Stated exercise
Reproduce the section of the 1993 flood recollections that opens with the words "Gary Womack (news" and closes with "was an event.", replacing "lake" with "pond" wherever it occurs.

Photograph by Peter Newcomb
It was arguably the most destructive flood in American history, inundating nine states over the spring, summer and early fall of 1993 and washing out homes and businesses to the tune of nearly $15 billion. Fifteen years after the toughest months for St. Louis, those who witnessed the disaster's effects and dealt with its aftermath — from the Monarch Levee break in Chesterfield to a near collapse of St. Louis city's flood wall — relive those waterlogged days and nights.
The Mississippi River reached flood stage in late June and crested at 49.58 feet — a record — on August 1, but the effects of the summer deluge could be felt as far south as Crystal City and beyond.
Gary Womack (news photographer who moved from Nashville to take a job at KMOV just as the flooding got bad): Some friends in Nashville asked me, "Hey, you're going up to St. Louis. What do you think about that?" And I said, "It's a great opportunity, but I'm going to miss the lake near my house." But when I arrived in St. Louis, the whole town was a lake. In 25 years of being in this business, I've never covered a story that affected that many people. It was an event.
Gary Lusk (helicopter pilot for Cahokia, Ill.–based Helicopters, Inc., which flew several news crews during the flood): CNN was always showing stuff that we filmed. Actually, when I was flying Dan Rather, he did his 6 o'clock newscast from the helicopter. I took him back and landed after the newscast was over one night, and I had a phone call from my dad in Virginia. He said, "I saw you on television." So it's going out nationwide, and you realize that you're doing a shot for the national news.
Ron Anderson (Coast Guard Auxiliarist with the 17th Division): Just being out there and seeing roofs peeking above the surface of the water was difficult. You were pretty sure that whatever was attached to that roof was not going to be salvaged.
Larry Conners (news anchor for KMOV): We rode around the affected areas in a boat, and we'd stop from time to time and talk to some of those who were there. Some would say, "We're OK," but it was kind of this false bravado, like whistling past a cemetery, because they're really not OK. You could see it in family relatives. Maybe you'll have one standing there saying they're OK, but there'd be another behind them with these eyes that speak fear.

Information shown
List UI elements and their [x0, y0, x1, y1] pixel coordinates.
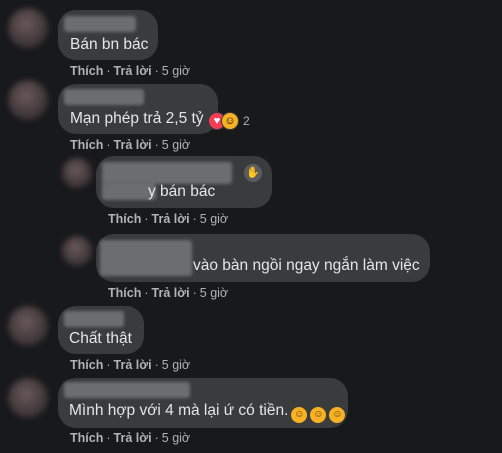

Written answer
Gary Womack (news photographer who moved from Nashville to take a job at KMOV just as the flooding got bad): Some friends in Nashville asked me, "Hey, you're going up to St. Louis. What do you think about that?" And I said, "It's a great opportunity, but I'm going to miss the pond near my house." But when I arrived in St. Louis, the whole town was a pond. In 25 years of being in this business, I've never covered a story that affected that many people. It was an event.